## BEGIN DATA LISTING
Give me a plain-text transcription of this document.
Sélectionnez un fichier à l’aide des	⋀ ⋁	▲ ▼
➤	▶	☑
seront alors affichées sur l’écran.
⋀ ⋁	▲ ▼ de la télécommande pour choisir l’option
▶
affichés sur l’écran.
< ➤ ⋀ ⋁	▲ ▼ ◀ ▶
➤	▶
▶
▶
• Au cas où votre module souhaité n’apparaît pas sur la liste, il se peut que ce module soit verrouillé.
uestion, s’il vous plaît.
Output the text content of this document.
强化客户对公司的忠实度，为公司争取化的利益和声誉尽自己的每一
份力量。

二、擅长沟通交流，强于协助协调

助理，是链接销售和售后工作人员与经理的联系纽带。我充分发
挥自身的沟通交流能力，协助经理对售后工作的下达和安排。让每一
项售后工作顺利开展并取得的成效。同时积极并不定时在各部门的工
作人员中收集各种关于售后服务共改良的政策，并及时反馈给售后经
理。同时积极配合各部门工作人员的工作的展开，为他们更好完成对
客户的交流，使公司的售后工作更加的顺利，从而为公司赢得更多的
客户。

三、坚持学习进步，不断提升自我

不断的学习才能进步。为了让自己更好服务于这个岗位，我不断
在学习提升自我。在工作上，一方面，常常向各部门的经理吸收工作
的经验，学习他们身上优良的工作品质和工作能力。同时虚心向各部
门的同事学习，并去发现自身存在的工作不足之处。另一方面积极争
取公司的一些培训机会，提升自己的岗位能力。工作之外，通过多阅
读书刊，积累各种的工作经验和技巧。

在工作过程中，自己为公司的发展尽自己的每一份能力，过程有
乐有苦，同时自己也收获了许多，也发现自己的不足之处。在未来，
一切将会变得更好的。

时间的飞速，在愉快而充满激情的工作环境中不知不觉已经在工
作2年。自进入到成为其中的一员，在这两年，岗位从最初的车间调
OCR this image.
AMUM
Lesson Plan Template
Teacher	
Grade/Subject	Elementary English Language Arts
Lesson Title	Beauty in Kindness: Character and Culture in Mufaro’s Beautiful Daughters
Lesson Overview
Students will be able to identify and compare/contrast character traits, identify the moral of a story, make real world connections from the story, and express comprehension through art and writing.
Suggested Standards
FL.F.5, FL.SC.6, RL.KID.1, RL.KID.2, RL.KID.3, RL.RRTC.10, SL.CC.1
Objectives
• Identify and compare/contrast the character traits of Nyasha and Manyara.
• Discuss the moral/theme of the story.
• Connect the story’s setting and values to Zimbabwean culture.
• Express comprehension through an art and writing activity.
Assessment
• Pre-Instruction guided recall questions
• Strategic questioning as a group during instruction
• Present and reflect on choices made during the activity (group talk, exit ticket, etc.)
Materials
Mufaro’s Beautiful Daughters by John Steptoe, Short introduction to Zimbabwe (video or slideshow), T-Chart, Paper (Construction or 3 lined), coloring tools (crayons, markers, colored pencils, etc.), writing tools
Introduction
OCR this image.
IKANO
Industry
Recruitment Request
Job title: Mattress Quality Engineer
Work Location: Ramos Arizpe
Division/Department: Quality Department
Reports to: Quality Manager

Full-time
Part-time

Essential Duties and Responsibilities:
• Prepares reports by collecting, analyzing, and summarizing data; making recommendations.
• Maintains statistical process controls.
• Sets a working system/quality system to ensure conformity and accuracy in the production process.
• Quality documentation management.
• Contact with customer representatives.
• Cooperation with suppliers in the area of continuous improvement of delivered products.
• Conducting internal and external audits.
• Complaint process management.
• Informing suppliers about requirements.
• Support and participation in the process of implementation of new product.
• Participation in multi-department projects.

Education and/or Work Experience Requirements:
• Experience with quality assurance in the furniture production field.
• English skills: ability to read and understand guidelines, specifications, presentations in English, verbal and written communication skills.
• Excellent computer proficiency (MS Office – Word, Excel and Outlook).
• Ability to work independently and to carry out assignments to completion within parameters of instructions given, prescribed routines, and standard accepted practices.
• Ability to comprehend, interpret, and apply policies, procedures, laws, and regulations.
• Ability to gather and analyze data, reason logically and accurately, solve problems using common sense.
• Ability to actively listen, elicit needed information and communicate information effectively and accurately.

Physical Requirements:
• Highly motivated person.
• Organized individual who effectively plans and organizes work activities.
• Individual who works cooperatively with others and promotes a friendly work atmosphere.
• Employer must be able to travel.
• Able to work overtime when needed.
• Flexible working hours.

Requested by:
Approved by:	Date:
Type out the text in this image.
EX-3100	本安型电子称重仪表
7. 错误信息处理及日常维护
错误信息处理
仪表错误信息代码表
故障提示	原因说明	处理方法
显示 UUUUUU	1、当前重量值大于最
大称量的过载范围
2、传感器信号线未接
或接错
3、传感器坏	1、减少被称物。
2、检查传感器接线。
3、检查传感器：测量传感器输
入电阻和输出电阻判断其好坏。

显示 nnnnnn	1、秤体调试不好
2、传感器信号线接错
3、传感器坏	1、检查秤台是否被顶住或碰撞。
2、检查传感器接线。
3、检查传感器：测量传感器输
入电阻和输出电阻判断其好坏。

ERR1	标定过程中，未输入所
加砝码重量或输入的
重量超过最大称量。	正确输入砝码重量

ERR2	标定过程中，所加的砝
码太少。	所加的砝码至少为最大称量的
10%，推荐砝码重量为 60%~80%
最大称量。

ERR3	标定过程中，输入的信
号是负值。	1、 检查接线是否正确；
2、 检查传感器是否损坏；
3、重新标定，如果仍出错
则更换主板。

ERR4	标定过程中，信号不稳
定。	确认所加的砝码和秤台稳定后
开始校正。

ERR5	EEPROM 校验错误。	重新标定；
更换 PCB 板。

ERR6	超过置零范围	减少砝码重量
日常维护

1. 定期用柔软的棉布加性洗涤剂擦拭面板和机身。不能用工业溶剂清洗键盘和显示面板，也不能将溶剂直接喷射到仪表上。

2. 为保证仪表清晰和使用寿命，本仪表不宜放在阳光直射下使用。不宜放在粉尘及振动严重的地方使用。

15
## END DATA LISTING
### TASK BRIEF
Give the count of lines containing "accurately", with no added text.

### SOLUTION
2